[Records from a dataset]
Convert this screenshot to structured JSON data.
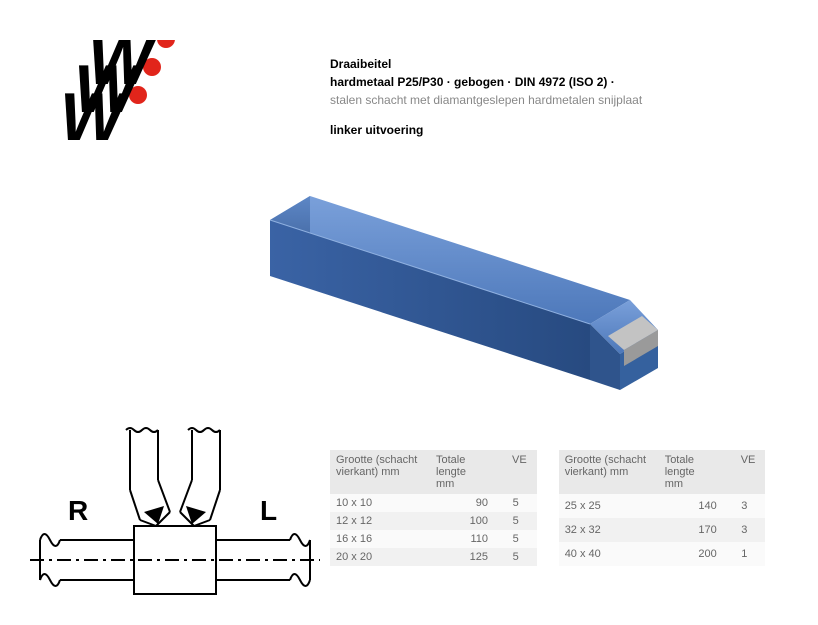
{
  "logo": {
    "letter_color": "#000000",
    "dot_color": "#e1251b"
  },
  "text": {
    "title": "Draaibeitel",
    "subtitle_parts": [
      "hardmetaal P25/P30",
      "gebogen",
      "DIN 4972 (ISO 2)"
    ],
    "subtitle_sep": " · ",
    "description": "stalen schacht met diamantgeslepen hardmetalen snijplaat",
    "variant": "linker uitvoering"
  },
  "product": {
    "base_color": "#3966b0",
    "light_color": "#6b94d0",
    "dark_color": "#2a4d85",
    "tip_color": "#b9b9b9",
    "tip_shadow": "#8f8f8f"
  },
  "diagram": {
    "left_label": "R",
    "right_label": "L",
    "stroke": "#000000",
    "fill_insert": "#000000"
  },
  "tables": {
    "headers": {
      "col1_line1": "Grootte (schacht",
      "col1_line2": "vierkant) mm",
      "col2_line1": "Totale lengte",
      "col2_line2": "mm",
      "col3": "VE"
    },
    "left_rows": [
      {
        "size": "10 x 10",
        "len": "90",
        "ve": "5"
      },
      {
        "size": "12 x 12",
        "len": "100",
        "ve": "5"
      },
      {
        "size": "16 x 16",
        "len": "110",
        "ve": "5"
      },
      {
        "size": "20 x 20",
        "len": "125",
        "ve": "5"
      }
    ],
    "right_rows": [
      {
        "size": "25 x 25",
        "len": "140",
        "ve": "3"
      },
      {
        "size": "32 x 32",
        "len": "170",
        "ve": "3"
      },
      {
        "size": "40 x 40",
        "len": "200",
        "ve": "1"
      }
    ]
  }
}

### WHAT YOU SHOULD DO
Set the listing down in full and exactly. Pictures within it should not appear in the copy.

### COMPLETE OUTPUT
Convert this screenshot to structured JSON data.
{
  "logo": {
    "letter_color": "#000000",
    "dot_color": "#e1251b"
  },
  "text": {
    "title": "Draaibeitel",
    "subtitle_parts": [
      "hardmetaal P25/P30",
      "gebogen",
      "DIN 4972 (ISO 2)"
    ],
    "subtitle_sep": " · ",
    "description": "stalen schacht met diamantgeslepen hardmetalen snijplaat",
    "variant": "linker uitvoering"
  },
  "product": {
    "base_color": "#3966b0",
    "light_color": "#6b94d0",
    "dark_color": "#2a4d85",
    "tip_color": "#b9b9b9",
    "tip_shadow": "#8f8f8f"
  },
  "diagram": {
    "left_label": "R",
    "right_label": "L",
    "stroke": "#000000",
    "fill_insert": "#000000"
  },
  "tables": {
    "headers": {
      "col1_line1": "Grootte (schacht",
      "col1_line2": "vierkant) mm",
      "col2_line1": "Totale lengte",
      "col2_line2": "mm",
      "col3": "VE"
    },
    "left_rows": [
      {
        "size": "10 x 10",
        "len": "90",
        "ve": "5"
      },
      {
        "size": "12 x 12",
        "len": "100",
        "ve": "5"
      },
      {
        "size": "16 x 16",
        "len": "110",
        "ve": "5"
      },
      {
        "size": "20 x 20",
        "len": "125",
        "ve": "5"
      }
    ],
    "right_rows": [
      {
        "size": "25 x 25",
        "len": "140",
        "ve": "3"
      },
      {
        "size": "32 x 32",
        "len": "170",
        "ve": "3"
      },
      {
        "size": "40 x 40",
        "len": "200",
        "ve": "1"
      }
    ]
  }
}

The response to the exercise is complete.